PROBLEM REQUIREMENTS → Pull out every line below that contains the word "screenshot".

DATA LISTING →
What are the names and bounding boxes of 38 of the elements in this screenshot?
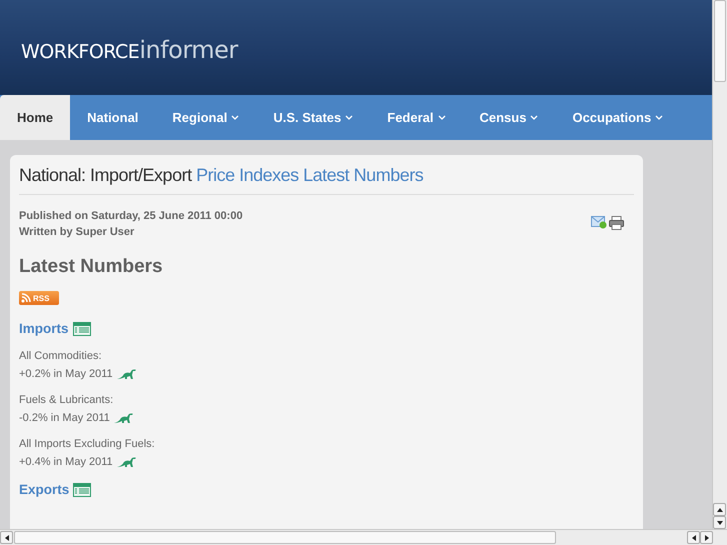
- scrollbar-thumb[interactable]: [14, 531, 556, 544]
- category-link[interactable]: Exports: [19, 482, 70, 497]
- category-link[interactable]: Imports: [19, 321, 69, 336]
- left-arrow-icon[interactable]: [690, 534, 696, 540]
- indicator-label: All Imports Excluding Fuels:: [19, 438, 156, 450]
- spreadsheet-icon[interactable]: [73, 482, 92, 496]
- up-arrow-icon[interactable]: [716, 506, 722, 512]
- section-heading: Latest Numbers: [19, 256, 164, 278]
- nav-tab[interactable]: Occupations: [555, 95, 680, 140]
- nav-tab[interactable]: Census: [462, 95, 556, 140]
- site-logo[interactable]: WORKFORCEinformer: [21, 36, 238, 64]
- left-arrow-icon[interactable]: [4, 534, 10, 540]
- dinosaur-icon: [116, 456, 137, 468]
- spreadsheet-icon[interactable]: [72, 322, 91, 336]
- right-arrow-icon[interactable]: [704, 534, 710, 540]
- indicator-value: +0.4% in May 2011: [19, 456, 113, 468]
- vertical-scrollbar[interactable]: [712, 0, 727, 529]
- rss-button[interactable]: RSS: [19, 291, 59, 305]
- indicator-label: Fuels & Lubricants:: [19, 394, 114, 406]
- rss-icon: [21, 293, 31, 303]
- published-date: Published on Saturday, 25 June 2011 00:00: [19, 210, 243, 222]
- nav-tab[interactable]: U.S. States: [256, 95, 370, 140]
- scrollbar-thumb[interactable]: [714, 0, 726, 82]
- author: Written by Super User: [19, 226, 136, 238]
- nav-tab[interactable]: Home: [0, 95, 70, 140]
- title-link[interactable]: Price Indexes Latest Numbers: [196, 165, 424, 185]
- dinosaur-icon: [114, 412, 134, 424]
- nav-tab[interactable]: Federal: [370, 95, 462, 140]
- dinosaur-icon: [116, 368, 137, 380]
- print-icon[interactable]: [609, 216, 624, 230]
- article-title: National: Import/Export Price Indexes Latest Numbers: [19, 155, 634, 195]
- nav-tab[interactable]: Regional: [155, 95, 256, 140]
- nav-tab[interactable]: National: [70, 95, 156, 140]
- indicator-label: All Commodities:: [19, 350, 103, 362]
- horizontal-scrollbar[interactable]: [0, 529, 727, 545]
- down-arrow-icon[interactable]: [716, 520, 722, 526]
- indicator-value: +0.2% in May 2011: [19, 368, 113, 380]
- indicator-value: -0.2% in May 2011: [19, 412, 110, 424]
...
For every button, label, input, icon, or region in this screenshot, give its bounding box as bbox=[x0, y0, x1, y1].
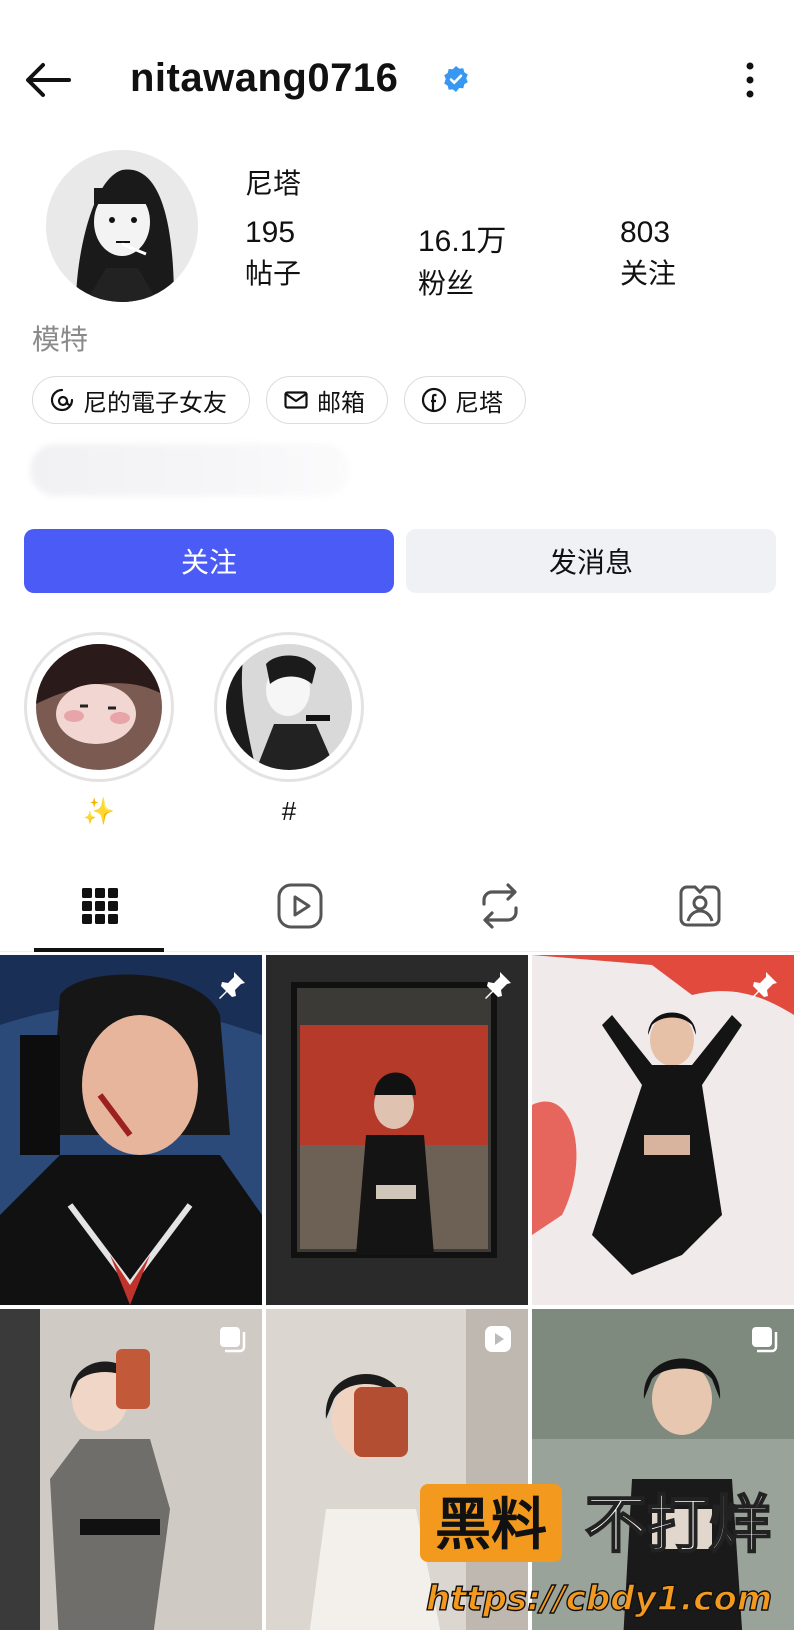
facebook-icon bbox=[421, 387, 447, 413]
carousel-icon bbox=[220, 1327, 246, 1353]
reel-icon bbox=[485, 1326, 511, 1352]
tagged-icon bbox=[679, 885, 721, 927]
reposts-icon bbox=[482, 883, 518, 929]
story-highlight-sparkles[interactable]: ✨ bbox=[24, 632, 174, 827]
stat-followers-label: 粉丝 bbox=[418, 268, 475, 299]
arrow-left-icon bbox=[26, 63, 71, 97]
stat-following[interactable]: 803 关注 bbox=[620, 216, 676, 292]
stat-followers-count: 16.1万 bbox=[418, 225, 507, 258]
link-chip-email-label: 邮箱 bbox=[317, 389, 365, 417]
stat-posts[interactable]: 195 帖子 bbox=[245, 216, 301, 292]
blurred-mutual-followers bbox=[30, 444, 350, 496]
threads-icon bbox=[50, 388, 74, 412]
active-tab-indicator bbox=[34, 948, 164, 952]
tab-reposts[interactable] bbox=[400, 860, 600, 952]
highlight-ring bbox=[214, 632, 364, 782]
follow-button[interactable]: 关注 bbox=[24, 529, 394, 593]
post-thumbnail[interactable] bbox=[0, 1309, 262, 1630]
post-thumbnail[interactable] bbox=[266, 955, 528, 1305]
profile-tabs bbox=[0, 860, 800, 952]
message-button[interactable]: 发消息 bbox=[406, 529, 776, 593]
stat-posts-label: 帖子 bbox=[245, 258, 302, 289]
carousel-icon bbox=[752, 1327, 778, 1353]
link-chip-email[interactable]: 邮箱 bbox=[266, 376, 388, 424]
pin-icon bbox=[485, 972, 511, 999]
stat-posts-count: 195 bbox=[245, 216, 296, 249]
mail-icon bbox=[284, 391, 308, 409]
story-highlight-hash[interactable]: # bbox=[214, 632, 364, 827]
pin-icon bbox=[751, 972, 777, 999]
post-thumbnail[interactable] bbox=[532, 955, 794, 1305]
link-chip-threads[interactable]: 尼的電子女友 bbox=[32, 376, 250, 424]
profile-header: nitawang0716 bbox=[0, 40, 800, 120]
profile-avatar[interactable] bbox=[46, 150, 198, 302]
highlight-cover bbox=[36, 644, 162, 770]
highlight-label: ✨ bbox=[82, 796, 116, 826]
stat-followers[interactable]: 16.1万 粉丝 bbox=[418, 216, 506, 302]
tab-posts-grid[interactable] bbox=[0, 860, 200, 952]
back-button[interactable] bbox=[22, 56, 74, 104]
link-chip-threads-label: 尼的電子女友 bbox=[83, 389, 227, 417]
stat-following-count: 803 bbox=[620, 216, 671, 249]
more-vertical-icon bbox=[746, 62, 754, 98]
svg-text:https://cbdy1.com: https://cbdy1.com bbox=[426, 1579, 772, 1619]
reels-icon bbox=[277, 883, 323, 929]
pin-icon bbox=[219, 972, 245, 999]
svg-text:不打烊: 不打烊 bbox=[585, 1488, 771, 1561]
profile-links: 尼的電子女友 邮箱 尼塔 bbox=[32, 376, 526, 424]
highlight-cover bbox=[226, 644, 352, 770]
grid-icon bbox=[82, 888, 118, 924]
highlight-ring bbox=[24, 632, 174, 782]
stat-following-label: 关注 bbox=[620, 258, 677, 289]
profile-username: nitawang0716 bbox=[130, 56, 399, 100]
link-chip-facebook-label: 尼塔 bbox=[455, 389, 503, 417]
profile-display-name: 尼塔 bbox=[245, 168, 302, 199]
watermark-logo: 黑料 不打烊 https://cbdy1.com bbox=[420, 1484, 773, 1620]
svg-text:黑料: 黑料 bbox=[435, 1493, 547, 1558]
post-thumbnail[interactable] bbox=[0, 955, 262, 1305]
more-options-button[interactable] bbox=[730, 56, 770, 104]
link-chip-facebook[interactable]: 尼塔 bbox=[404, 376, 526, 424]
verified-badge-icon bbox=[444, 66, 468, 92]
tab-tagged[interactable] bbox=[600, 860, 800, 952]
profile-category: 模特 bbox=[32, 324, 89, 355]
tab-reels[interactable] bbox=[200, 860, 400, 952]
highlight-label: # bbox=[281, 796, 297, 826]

RESULT OF THE TASK →
What are the names and bounding boxes of 38 of the elements in this screenshot?
For every button, label, input, icon, or region in this screenshot, give its bounding box as bbox=[x0, y0, x1, y1].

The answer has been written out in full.